▸ **WORK TO COMPLETE**: Any pictures in the records below should be skipped; write out everything else exactly.

▸ **SUPPLIED INFORMATION**:
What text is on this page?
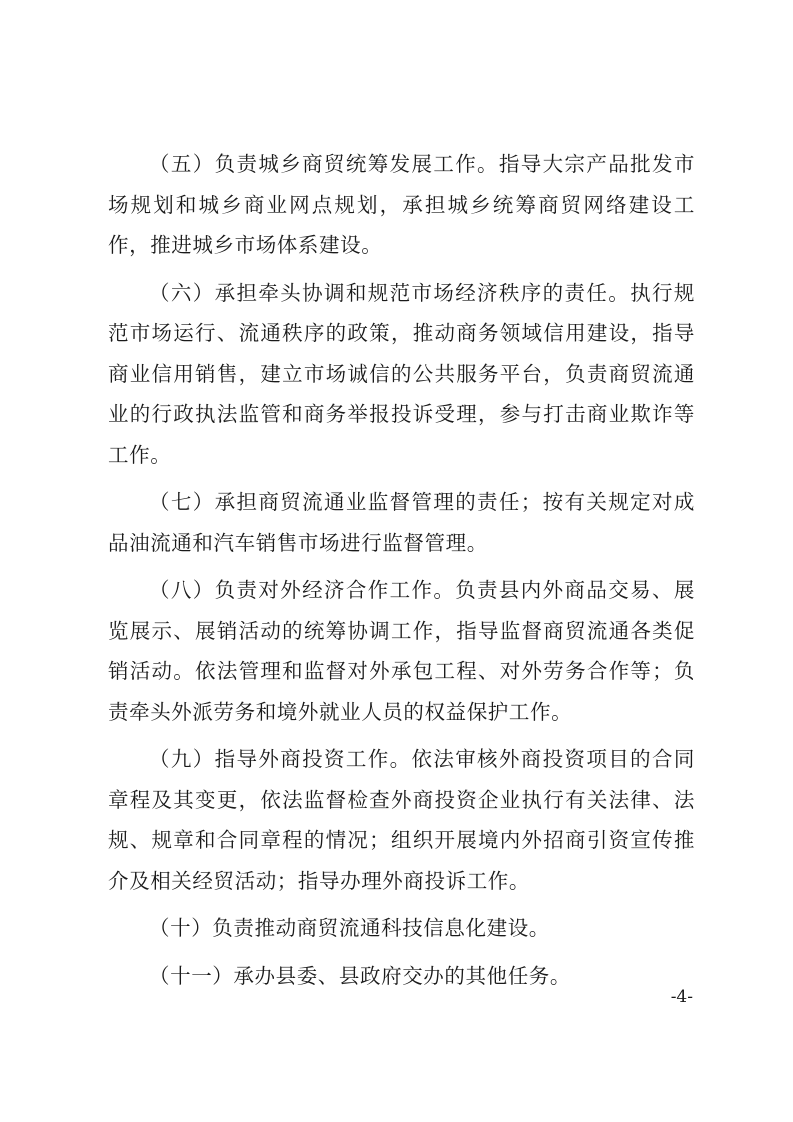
（五）负责城乡商贸统筹发展工作。指导大宗产品批发市场规划和城乡商业网点规划，承担城乡统筹商贸网络建设工作，推进城乡市场体系建设。

（六）承担牵头协调和规范市场经济秩序的责任。执行规范市场运行、流通秩序的政策，推动商务领域信用建设，指导商业信用销售，建立市场诚信的公共服务平台，负责商贸流通业的行政执法监管和商务举报投诉受理，参与打击商业欺诈等工作。

（七）承担商贸流通业监督管理的责任；按有关规定对成品油流通和汽车销售市场进行监督管理。

（八）负责对外经济合作工作。负责县内外商品交易、展览展示、展销活动的统筹协调工作，指导监督商贸流通各类促销活动。依法管理和监督对外承包工程、对外劳务合作等；负责牵头外派劳务和境外就业人员的权益保护工作。

（九）指导外商投资工作。依法审核外商投资项目的合同章程及其变更，依法监督检查外商投资企业执行有关法律、法规、规章和合同章程的情况；组织开展境内外招商引资宣传推介及相关经贸活动；指导办理外商投诉工作。

（十）负责推动商贸流通科技信息化建设。

（十一）承办县委、县政府交办的其他任务。

-4-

▸ **COMPLETED EXERCISE**:
What text is on this page?
（五）负责城乡商贸统筹发展工作。指导大宗产品批发市场规划和城乡商业网点规划，承担城乡统筹商贸网络建设工作，推进城乡市场体系建设。

（六）承担牵头协调和规范市场经济秩序的责任。执行规范市场运行、流通秩序的政策，推动商务领域信用建设，指导商业信用销售，建立市场诚信的公共服务平台，负责商贸流通业的行政执法监管和商务举报投诉受理，参与打击商业欺诈等工作。

（七）承担商贸流通业监督管理的责任；按有关规定对成品油流通和汽车销售市场进行监督管理。

（八）负责对外经济合作工作。负责县内外商品交易、展览展示、展销活动的统筹协调工作，指导监督商贸流通各类促销活动。依法管理和监督对外承包工程、对外劳务合作等；负责牵头外派劳务和境外就业人员的权益保护工作。

（九）指导外商投资工作。依法审核外商投资项目的合同章程及其变更，依法监督检查外商投资企业执行有关法律、法规、规章和合同章程的情况；组织开展境内外招商引资宣传推介及相关经贸活动；指导办理外商投诉工作。

（十）负责推动商贸流通科技信息化建设。

（十一）承办县委、县政府交办的其他任务。

-4-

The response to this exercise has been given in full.